• **MATERIALS PROVIDED**
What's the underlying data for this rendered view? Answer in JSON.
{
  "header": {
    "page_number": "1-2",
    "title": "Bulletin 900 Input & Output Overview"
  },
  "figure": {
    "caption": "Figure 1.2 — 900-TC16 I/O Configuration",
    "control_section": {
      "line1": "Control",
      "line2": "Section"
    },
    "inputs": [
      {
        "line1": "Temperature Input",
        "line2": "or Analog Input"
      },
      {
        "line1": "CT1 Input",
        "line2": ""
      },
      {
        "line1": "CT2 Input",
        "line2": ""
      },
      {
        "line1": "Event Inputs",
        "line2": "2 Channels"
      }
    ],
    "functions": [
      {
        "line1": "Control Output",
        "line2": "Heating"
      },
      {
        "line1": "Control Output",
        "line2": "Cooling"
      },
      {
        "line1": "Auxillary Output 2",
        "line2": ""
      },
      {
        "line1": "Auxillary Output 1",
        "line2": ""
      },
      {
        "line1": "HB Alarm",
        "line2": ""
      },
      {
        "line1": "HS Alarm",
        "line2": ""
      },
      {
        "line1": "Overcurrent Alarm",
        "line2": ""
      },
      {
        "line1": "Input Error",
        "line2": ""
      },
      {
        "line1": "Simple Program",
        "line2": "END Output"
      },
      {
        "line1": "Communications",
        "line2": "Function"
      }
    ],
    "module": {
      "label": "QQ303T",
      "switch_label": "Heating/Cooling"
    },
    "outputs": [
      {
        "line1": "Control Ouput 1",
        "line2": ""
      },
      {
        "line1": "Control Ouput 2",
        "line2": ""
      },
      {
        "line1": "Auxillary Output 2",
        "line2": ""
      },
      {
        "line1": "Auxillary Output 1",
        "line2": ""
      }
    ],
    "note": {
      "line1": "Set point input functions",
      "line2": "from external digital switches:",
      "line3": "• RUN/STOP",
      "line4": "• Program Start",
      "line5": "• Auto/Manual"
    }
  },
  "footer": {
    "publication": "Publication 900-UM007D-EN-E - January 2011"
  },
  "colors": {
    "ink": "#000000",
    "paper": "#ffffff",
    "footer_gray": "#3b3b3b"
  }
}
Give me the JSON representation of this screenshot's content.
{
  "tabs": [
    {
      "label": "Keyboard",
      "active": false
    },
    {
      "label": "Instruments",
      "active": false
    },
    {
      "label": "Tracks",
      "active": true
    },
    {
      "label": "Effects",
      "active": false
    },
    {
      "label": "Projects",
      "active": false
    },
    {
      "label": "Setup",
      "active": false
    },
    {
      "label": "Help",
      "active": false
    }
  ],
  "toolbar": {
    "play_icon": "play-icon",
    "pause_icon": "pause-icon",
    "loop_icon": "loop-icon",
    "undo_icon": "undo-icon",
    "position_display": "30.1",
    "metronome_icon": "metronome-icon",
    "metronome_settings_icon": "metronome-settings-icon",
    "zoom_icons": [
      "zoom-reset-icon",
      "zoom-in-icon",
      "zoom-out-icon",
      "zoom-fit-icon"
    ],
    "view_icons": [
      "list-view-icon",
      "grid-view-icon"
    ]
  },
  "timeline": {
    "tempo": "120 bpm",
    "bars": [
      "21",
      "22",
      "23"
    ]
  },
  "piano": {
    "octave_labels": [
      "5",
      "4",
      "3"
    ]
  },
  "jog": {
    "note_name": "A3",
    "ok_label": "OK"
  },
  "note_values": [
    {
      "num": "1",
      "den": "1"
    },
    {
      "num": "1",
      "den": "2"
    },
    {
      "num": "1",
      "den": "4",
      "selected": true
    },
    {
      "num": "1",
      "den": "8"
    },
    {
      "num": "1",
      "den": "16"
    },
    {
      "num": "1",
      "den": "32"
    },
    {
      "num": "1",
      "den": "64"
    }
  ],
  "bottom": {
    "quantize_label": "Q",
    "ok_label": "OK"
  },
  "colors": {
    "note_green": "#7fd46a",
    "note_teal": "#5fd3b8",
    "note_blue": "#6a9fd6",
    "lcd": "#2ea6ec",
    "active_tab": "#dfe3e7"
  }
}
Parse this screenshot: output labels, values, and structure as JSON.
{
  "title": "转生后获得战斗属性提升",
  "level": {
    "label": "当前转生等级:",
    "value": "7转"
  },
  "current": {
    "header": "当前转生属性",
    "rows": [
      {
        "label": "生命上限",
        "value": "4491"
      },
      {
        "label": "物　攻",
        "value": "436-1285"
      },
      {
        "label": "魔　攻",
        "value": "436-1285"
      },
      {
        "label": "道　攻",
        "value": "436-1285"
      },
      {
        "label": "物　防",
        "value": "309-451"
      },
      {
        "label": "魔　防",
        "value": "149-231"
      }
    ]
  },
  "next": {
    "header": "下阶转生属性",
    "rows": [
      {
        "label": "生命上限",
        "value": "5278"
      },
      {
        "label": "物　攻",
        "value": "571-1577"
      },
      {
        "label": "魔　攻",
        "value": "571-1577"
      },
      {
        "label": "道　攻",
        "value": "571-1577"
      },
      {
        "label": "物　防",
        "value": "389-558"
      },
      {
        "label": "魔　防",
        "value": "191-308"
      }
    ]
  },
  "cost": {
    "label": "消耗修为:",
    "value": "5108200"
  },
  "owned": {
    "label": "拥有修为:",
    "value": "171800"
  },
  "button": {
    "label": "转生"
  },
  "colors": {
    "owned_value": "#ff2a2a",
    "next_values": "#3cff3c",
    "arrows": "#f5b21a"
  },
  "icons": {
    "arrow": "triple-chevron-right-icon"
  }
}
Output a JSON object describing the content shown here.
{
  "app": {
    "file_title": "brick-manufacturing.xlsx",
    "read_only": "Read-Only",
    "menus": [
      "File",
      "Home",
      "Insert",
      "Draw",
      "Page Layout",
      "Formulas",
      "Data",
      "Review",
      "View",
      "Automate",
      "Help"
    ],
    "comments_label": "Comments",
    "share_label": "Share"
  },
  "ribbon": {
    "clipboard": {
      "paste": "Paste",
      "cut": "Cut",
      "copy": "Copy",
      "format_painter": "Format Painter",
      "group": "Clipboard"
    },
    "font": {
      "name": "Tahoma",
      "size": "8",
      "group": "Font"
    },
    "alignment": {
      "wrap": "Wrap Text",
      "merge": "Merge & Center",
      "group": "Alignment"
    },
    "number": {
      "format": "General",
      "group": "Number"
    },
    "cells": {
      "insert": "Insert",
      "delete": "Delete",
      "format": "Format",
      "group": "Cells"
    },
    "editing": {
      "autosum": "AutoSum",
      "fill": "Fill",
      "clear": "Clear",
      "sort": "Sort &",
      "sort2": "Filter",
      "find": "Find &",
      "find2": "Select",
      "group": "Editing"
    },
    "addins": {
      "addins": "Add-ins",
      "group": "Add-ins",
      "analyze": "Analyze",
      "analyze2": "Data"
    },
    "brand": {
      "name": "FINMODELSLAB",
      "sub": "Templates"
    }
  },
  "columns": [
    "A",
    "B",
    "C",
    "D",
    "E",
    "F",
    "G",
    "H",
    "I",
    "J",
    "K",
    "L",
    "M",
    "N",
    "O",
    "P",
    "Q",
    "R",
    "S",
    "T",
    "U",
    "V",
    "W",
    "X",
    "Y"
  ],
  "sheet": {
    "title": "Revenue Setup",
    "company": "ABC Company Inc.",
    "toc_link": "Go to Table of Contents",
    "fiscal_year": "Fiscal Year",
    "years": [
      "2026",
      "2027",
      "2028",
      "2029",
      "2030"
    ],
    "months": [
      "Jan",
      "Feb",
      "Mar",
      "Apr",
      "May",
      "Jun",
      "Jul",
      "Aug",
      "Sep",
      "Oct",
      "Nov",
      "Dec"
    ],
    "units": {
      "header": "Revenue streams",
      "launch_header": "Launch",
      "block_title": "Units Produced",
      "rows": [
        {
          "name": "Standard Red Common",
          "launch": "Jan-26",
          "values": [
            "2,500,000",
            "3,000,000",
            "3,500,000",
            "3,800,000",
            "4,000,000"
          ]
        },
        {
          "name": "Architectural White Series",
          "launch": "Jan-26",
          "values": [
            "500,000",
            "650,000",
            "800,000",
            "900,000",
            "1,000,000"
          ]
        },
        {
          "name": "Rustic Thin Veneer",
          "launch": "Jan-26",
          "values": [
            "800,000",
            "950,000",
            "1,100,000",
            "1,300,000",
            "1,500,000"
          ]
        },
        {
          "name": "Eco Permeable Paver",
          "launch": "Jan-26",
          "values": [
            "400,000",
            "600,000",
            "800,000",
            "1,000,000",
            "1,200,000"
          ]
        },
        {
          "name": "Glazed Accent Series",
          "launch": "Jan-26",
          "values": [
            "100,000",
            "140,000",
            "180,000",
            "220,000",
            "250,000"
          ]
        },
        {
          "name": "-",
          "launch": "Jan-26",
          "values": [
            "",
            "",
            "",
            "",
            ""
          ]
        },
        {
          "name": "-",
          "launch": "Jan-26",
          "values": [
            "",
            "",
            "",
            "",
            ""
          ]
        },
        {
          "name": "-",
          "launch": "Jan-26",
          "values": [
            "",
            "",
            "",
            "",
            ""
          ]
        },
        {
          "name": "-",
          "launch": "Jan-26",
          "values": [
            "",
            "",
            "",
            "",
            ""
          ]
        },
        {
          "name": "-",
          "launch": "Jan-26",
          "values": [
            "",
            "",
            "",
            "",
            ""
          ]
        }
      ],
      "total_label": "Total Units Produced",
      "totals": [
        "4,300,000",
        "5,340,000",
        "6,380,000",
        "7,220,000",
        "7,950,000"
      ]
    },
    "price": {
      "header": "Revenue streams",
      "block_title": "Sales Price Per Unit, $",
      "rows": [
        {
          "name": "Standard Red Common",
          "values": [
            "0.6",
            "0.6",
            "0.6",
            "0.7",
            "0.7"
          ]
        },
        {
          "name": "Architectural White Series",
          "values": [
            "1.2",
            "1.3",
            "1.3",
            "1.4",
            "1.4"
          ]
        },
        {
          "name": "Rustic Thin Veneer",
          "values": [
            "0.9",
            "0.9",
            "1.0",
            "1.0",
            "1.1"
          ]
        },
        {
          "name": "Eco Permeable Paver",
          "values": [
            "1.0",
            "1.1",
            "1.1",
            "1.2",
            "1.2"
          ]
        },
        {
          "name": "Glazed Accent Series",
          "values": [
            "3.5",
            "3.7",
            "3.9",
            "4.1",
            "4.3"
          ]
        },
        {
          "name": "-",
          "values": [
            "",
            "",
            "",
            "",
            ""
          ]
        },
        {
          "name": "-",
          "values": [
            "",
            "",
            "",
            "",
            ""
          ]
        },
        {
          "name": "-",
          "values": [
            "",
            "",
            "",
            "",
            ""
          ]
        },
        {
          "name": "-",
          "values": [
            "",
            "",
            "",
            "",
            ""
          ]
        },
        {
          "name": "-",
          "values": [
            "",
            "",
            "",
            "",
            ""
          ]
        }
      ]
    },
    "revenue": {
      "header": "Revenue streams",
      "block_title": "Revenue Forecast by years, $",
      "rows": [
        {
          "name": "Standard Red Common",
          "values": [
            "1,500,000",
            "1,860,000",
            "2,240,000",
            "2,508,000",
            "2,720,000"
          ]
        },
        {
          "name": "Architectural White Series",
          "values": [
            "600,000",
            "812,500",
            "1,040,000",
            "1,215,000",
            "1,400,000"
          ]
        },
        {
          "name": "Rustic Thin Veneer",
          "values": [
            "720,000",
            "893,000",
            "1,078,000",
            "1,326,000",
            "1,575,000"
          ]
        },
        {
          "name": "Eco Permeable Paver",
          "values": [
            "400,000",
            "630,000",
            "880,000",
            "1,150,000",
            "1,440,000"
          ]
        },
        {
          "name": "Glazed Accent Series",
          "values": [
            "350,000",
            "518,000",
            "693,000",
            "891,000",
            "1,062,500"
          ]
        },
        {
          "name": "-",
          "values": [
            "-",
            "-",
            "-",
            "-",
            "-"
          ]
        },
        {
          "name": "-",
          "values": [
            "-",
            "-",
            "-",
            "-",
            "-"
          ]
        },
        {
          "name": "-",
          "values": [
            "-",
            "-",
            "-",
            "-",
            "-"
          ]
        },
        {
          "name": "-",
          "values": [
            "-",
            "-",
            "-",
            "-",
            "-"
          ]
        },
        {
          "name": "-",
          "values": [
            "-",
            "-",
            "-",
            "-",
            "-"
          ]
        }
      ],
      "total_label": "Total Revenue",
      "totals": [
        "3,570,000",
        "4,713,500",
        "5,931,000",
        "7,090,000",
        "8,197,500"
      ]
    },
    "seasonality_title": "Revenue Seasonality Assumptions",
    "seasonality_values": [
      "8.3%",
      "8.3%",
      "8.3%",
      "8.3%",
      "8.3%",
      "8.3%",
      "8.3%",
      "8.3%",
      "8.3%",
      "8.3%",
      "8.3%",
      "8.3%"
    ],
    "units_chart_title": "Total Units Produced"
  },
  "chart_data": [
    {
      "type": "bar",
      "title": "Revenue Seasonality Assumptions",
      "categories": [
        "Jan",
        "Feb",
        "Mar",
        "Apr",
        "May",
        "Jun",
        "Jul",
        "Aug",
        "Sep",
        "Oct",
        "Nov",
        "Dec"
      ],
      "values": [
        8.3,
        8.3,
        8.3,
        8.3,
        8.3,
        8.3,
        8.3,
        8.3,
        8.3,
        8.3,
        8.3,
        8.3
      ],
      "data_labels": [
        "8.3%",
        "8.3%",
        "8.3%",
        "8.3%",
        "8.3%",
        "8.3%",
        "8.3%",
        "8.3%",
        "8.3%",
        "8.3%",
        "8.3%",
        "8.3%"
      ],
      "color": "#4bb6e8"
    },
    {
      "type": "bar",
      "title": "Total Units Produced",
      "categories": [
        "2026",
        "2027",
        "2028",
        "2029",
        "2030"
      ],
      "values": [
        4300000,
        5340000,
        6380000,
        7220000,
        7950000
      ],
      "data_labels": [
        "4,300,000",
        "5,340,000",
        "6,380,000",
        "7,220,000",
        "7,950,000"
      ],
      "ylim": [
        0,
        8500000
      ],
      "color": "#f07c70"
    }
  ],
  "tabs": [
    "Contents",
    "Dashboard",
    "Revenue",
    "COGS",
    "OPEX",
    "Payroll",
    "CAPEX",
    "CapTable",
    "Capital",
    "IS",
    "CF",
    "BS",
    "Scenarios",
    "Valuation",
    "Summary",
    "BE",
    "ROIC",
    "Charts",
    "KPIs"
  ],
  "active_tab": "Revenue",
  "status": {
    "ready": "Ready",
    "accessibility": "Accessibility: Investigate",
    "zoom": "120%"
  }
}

• **WHAT YOU SHOULD DO**
Say how many lines in this listing hold the string "Heating", giving the count and nothing more.

• **THE SOLUTION**
2